Pull every line of the entries that has the word "Věnujte".

### Data records

────────────────

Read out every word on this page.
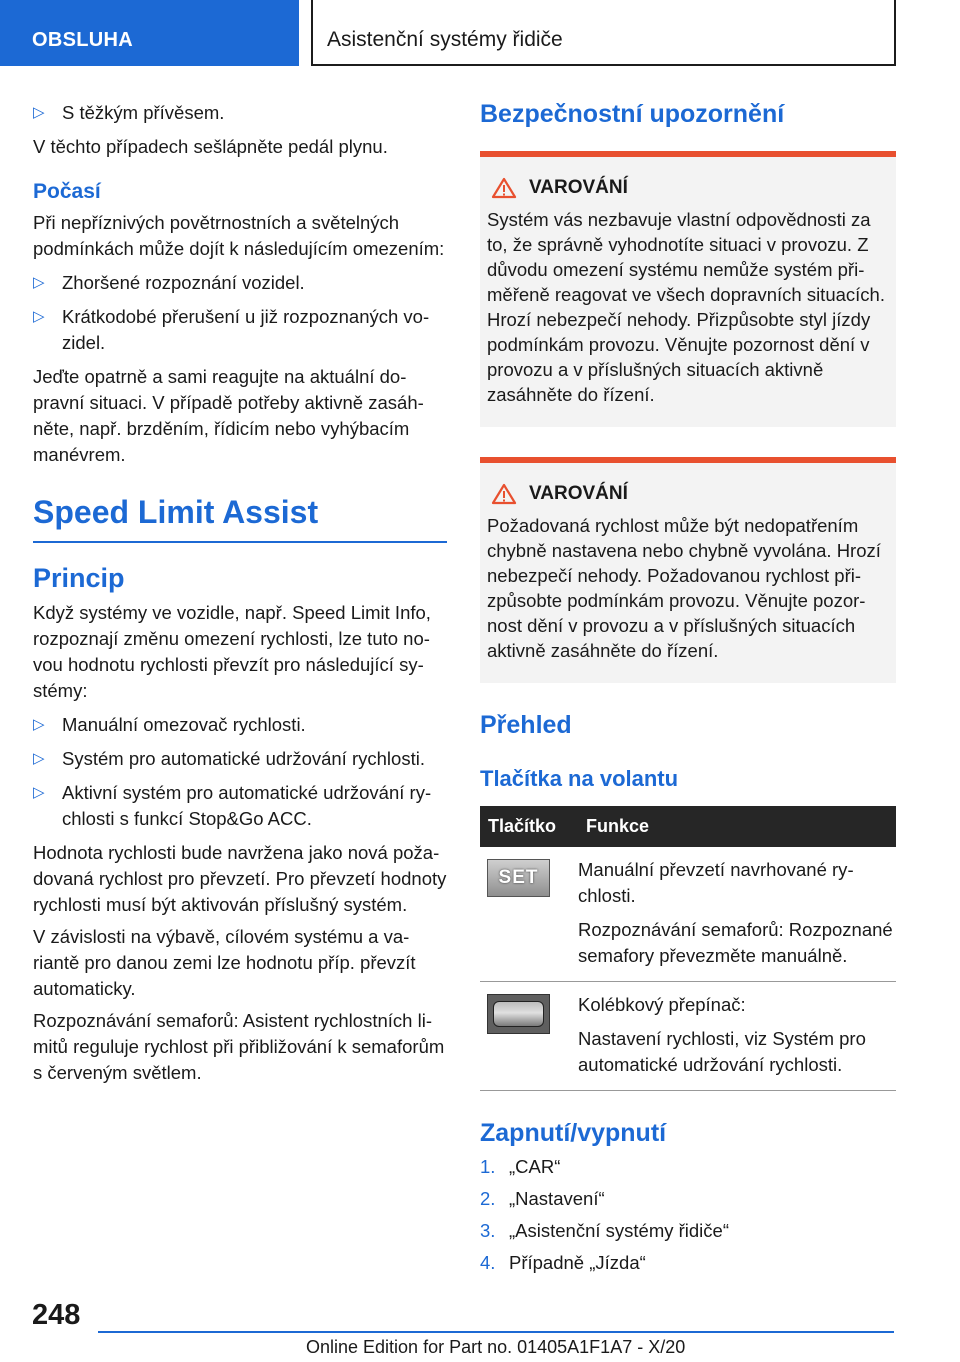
OBSLUHA	Asistenční systémy řidiče
▷ S těžkým přívěsem.

V těchto případech sešlápněte pedál plynu.

Počasí

Při nepříznivých povětrnostních a světelných podmínkách může dojít k následujícím omezením:

▷ Zhoršené rozpoznání vozidel.
▷ Krátkodobé přerušení u již rozpoznaných vozidel.

Jeďte opatrně a sami reagujte na aktuální dopravní situaci. V případě potřeby aktivně zasáhněte, např. brzděním, řídicím nebo vyhýbacím manévrem.

Speed Limit Assist
Princip

Když systémy ve vozidle, např. Speed Limit Info, rozpoznají změnu omezení rychlosti, lze tuto novou hodnotu rychlosti převzít pro následující systémy:

▷ Manuální omezovač rychlosti.
▷ Systém pro automatické udržování rychlosti.
▷ Aktivní systém pro automatické udržování rychlosti s funkcí Stop&Go ACC.

Hodnota rychlosti bude navržena jako nová požadovaná rychlost pro převzetí. Pro převzetí hodnoty rychlosti musí být aktivován příslušný systém.

V závislosti na výbavě, cílovém systému a variantě pro danou zemi lze hodnotu příp. převzít automaticky.

Rozpoznávání semaforů: Asistent rychlostních limitů reguluje rychlost při přibližování k semaforům s červeným světlem.

Bezpečnostní upozornění
VAROVÁNÍ

Systém vás nezbavuje vlastní odpovědnosti za to, že správně vyhodnotíte situaci v provozu. Z důvodu omezení systému nemůže systém přiměřeně reagovat ve všech dopravních situacích. Hrozí nebezpečí nehody. Přizpůsobte styl jízdy podmínkám provozu. Věnujte pozornost dění v provozu a v příslušných situacích aktivně zasáhněte do řízení.

VAROVÁNÍ

Požadovaná rychlost může být nedopatřením chybně nastavena nebo chybně vyvolána. Hrozí nebezpečí nehody. Požadovanou rychlost přizpůsobte podmínkám provozu. Věnujte pozornost dění v provozu a v příslušných situacích aktivně zasáhněte do řízení.

Přehled
Tlačítka na volantu
Tlačítko	Funkce

SET	Manuální převzetí navrhované rychlosti.

Rozpoznávání semaforů: Rozpoznané semafory převezměte manuálně.

	Kolébkový přepínač:

Nastavení rychlosti, viz Systém pro automatické udržování rychlosti.

Zapnutí/vypnutí
1. „CAR“
2. „Nastavení“
3. „Asistenční systémy řidiče“
4. Případně „Jízda“
248
Online Edition for Part no. 01405A1F1A7 - X/20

────────────────

### Written reply
Systém vás nezbavuje vlastní odpovědnosti za to, že správně vyhodnotíte situaci v provozu. Z důvodu omezení systému nemůže systém přiměřeně reagovat ve všech dopravních situacích. Hrozí nebezpečí nehody. Přizpůsobte styl jízdy podmínkám provozu. Věnujte pozornost dění v provozu a v příslušných situacích aktivně zasáhněte do řízení.
Požadovaná rychlost může být nedopatřením chybně nastavena nebo chybně vyvolána. Hrozí nebezpečí nehody. Požadovanou rychlost přizpůsobte podmínkám provozu. Věnujte pozornost dění v provozu a v příslušných situacích aktivně zasáhněte do řízení.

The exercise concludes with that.